↓
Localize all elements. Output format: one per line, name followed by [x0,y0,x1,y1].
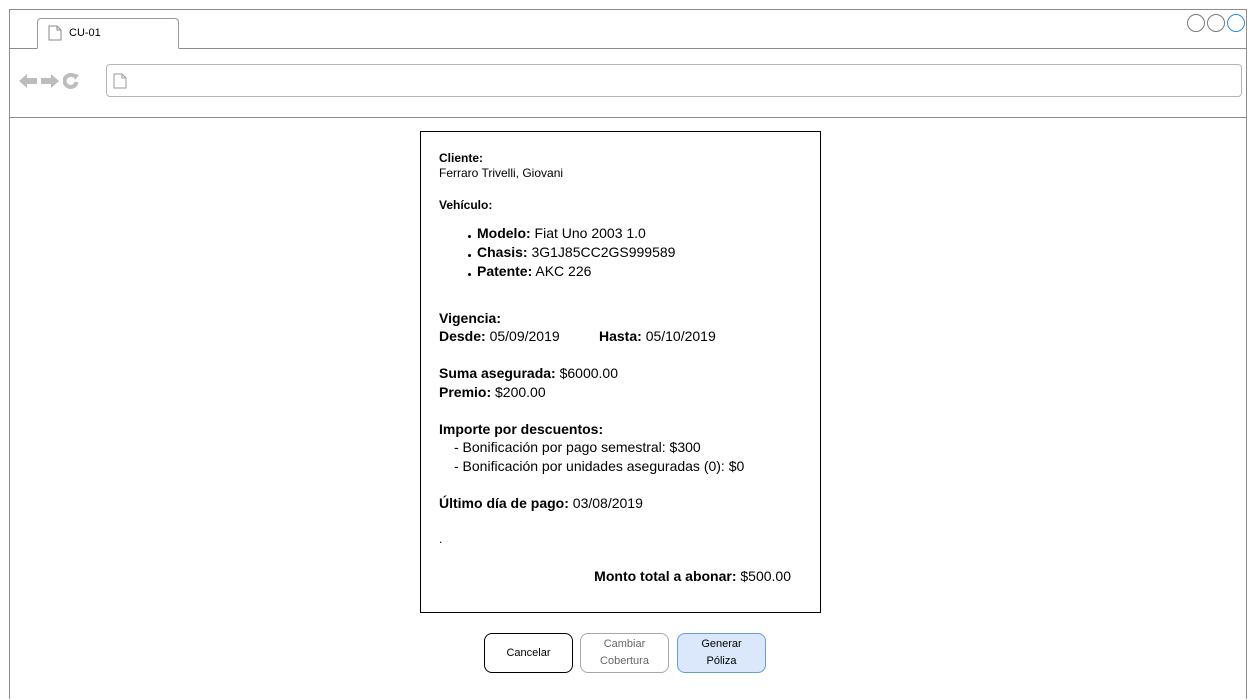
vehicle-patente: Patente: AKC 226 [459,262,675,281]
monto-total: Monto total a abonar: $500.00 [594,568,791,584]
browser-toolbar [10,49,1246,118]
ultimo-dia-pago: Último día de pago: 03/08/2019 [439,495,643,511]
change-coverage-label-line1: Cambiar [603,638,646,650]
tab-title: CU-01 [69,27,101,39]
back-arrow-icon[interactable] [19,74,37,88]
navigation-controls [19,73,79,89]
vehicle-chasis: Chasis: 3G1J85CC2GS999589 [459,243,675,262]
descuento-unidades: - Bonificación por unidades aseguradas (… [454,458,745,474]
generate-policy-label-line2: Póliza [706,655,737,667]
reload-icon[interactable] [63,73,79,89]
browser-tab[interactable]: CU-01 [37,18,179,49]
forward-arrow-icon[interactable] [41,74,59,88]
document-icon [48,25,62,46]
importe-descuentos-heading: Importe por descuentos: [439,421,604,437]
close-button[interactable] [1227,14,1245,32]
vigencia-desde: Desde: 05/09/2019 [439,328,560,344]
generate-policy-label-line1: Generar [701,638,742,650]
tab-bar: CU-01 [10,10,1246,49]
vigencia-hasta: Hasta: 05/10/2019 [599,328,716,344]
policy-summary: Cliente: Ferraro Trivelli, Giovani Vehíc… [420,131,821,613]
minimize-button[interactable] [1187,14,1205,32]
vigencia-heading: Vigencia: [439,310,501,326]
generate-policy-button[interactable]: Generar Póliza [677,633,766,673]
cancel-button-label: Cancelar [506,646,551,659]
cancel-button[interactable]: Cancelar [484,633,573,673]
cliente-name: Ferraro Trivelli, Giovani [439,166,564,180]
vehiculo-heading: Vehículo: [439,198,493,212]
change-coverage-label-line2: Cobertura [600,655,649,667]
vehicle-details-list: Modelo: Fiat Uno 2003 1.0 Chasis: 3G1J85… [459,224,675,281]
suma-asegurada: Suma asegurada: $6000.00 [439,365,619,381]
descuento-semestral: - Bonificación por pago semestral: $300 [454,439,701,455]
page-icon [113,73,127,94]
restore-button[interactable] [1207,14,1225,32]
window-controls [1187,14,1245,32]
dot-marker: . [439,532,443,546]
cliente-heading: Cliente: [439,151,484,165]
premio: Premio: $200.00 [439,384,546,400]
change-coverage-button[interactable]: Cambiar Cobertura [580,633,669,673]
vehicle-modelo: Modelo: Fiat Uno 2003 1.0 [459,224,675,243]
address-bar[interactable] [106,64,1242,97]
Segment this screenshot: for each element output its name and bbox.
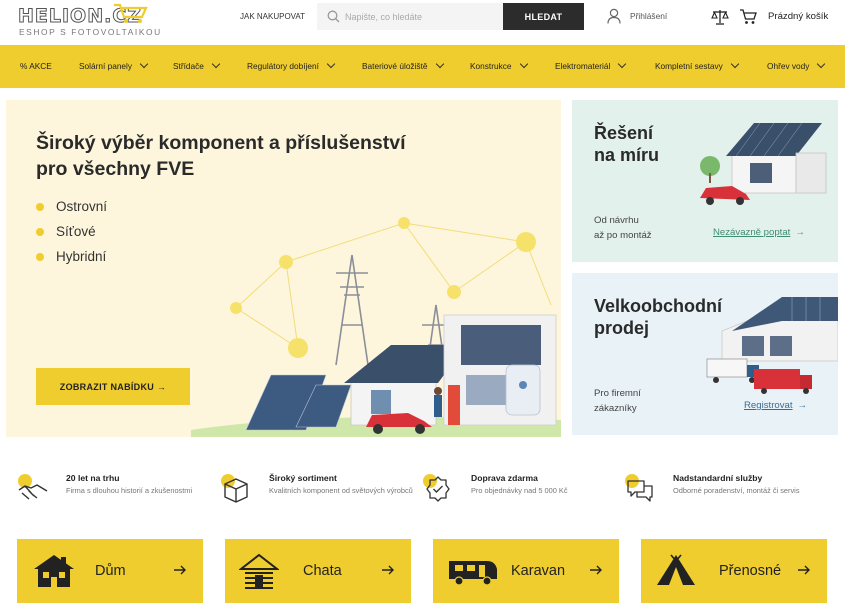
↑
What you are asked to do: Copy out each line of the rows above that contains the string "Bonificación". Case counts.

Complete response:
descuento-unidades: - Bonificación por unidades aseguradas (… [454,458,745,474]
descuento-semestral: - Bonificación por pago semestral: $300 [454,439,701,455]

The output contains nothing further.